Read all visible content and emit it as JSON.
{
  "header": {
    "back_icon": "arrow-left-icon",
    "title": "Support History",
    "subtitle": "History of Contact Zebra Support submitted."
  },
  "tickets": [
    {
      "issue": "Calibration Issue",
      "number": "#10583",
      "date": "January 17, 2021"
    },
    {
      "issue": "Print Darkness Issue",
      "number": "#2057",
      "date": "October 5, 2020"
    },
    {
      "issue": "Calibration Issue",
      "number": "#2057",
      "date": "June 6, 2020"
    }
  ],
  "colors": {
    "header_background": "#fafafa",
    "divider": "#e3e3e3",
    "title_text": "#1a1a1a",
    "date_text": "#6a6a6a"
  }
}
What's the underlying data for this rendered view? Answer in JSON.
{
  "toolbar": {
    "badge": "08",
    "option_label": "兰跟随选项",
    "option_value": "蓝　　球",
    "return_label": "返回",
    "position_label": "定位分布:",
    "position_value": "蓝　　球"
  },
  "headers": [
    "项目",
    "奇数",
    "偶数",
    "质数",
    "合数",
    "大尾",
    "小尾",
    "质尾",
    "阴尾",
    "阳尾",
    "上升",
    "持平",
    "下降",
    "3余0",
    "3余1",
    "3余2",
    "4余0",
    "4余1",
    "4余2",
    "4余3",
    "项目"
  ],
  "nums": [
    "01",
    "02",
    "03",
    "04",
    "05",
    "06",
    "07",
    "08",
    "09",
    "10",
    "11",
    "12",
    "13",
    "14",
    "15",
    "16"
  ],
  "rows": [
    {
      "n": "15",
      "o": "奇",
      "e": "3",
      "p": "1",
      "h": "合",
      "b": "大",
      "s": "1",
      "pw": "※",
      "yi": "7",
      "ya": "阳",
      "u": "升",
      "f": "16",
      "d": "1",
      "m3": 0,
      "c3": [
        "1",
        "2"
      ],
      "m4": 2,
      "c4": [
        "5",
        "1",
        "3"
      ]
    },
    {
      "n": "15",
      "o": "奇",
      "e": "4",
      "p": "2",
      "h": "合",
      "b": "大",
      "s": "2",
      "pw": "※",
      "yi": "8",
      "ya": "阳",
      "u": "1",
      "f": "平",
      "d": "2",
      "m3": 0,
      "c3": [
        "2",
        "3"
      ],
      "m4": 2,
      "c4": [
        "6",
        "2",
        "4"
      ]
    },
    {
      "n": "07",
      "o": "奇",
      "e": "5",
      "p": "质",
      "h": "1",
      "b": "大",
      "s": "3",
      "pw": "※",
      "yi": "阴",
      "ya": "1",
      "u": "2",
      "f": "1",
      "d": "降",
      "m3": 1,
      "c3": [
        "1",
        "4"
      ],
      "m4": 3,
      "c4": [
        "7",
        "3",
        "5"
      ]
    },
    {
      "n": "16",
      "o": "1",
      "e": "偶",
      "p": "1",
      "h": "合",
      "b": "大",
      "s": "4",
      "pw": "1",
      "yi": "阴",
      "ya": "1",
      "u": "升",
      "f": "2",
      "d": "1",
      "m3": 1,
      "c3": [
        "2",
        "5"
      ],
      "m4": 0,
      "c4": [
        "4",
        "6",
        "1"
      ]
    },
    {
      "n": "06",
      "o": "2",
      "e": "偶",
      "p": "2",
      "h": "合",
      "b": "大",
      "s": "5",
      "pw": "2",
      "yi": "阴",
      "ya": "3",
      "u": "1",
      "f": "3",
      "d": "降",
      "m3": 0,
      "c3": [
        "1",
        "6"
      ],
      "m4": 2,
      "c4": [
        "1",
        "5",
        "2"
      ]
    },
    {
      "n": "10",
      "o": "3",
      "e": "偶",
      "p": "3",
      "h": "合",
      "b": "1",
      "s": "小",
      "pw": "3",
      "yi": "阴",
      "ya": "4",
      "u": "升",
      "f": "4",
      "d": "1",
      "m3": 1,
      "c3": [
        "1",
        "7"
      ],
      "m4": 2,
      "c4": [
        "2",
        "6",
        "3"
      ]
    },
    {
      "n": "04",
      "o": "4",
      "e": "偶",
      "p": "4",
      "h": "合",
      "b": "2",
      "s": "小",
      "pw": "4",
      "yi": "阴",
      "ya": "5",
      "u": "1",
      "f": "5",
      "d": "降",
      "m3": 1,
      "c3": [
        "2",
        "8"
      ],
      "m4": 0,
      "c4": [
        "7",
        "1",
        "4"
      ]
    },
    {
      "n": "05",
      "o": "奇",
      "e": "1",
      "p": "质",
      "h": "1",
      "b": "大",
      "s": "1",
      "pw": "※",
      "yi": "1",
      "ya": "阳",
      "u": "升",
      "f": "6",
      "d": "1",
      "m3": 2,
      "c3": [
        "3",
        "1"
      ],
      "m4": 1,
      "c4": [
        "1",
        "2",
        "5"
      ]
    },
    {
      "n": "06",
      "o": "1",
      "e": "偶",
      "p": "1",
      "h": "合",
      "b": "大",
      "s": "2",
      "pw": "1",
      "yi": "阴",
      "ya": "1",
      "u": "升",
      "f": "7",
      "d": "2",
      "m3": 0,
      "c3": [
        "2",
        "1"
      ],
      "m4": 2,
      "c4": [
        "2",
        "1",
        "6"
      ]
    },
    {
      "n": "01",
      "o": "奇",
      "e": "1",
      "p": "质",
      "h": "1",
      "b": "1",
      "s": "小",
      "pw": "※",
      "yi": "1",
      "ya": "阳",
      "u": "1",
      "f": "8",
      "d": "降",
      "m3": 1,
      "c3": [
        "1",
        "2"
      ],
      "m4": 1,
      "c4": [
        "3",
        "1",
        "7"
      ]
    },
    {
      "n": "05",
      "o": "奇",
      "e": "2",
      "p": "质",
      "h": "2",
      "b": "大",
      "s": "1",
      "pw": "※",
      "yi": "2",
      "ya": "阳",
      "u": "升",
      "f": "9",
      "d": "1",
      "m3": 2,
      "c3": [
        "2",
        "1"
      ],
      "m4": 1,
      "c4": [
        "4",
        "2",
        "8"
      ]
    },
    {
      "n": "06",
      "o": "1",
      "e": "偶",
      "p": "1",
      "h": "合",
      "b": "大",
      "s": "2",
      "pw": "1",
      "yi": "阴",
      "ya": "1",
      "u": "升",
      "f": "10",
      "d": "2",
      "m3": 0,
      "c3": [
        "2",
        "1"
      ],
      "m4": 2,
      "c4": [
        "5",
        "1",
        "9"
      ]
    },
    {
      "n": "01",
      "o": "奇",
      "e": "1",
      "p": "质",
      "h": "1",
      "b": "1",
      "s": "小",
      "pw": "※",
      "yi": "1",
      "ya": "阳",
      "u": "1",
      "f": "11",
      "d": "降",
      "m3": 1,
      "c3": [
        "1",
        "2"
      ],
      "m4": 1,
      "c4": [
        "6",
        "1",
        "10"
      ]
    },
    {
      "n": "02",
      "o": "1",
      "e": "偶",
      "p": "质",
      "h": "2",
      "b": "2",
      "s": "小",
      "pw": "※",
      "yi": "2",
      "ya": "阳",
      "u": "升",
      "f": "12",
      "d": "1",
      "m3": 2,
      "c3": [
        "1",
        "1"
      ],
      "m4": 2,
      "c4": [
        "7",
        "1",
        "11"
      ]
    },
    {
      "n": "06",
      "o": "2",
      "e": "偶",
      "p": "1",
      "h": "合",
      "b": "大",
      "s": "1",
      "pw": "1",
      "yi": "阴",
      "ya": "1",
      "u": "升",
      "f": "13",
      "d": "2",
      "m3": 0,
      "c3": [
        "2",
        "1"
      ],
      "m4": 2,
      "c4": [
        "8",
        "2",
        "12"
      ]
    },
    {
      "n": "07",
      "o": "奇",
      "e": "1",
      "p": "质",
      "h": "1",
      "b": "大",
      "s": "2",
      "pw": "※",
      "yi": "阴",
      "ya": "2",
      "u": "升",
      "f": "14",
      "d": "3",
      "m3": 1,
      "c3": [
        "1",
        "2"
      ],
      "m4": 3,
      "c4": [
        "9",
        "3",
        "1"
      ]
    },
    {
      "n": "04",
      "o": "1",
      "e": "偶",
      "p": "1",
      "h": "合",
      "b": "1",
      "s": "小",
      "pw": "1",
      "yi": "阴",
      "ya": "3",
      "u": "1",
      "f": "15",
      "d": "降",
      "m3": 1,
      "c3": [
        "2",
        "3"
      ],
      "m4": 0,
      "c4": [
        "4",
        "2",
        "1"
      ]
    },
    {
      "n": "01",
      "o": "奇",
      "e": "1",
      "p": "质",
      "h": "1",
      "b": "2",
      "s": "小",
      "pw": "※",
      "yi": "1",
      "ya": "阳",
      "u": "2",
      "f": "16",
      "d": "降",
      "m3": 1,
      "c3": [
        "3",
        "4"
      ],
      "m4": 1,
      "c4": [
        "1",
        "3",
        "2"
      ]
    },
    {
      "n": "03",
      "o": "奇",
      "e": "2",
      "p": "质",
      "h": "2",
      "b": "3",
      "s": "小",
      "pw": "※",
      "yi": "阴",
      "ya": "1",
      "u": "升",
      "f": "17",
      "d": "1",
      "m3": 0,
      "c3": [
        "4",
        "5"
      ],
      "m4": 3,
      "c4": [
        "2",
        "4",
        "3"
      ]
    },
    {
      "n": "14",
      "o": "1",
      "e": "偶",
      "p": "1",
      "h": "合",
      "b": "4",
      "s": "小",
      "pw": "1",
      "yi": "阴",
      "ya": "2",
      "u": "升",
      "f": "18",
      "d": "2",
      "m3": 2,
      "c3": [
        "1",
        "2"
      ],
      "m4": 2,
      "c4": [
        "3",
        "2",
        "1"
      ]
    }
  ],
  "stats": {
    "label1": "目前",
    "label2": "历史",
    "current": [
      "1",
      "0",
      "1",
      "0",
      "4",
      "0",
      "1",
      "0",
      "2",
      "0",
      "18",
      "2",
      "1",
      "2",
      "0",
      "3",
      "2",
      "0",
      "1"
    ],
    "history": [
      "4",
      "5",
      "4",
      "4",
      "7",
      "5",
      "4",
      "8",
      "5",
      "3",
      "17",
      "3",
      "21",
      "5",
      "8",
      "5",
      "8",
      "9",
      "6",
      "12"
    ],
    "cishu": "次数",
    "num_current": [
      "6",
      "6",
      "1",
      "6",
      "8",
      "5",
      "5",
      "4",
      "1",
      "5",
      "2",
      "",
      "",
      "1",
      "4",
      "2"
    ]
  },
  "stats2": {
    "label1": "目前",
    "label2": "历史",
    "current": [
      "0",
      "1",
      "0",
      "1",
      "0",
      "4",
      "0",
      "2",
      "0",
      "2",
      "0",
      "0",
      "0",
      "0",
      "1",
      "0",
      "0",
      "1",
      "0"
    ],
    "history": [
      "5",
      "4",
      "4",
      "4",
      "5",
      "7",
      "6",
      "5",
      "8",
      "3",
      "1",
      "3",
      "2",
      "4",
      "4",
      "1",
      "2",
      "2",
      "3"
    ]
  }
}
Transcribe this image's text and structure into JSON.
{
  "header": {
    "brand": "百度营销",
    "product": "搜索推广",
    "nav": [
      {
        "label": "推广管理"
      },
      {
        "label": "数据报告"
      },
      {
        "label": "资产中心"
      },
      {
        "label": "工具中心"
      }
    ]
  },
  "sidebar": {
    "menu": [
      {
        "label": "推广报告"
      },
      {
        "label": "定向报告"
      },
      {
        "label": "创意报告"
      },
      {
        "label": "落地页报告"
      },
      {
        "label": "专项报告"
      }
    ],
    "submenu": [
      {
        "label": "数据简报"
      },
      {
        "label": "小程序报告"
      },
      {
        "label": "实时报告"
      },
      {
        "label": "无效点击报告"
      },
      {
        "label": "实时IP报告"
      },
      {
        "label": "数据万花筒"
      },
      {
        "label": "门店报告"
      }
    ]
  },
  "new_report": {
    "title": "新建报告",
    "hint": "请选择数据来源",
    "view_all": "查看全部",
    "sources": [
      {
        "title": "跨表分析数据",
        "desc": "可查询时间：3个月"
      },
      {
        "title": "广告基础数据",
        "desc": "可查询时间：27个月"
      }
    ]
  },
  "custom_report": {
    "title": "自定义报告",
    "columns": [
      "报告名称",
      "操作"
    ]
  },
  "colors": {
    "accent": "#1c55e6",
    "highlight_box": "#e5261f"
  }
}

──────

[WHAT TO DO] Extract every line containing the string "this" from the material.

[FULL ANSWER]
What's the underlying data for this rendered view? Answer in JSON.
Transcribe this image's text and structure into JSON.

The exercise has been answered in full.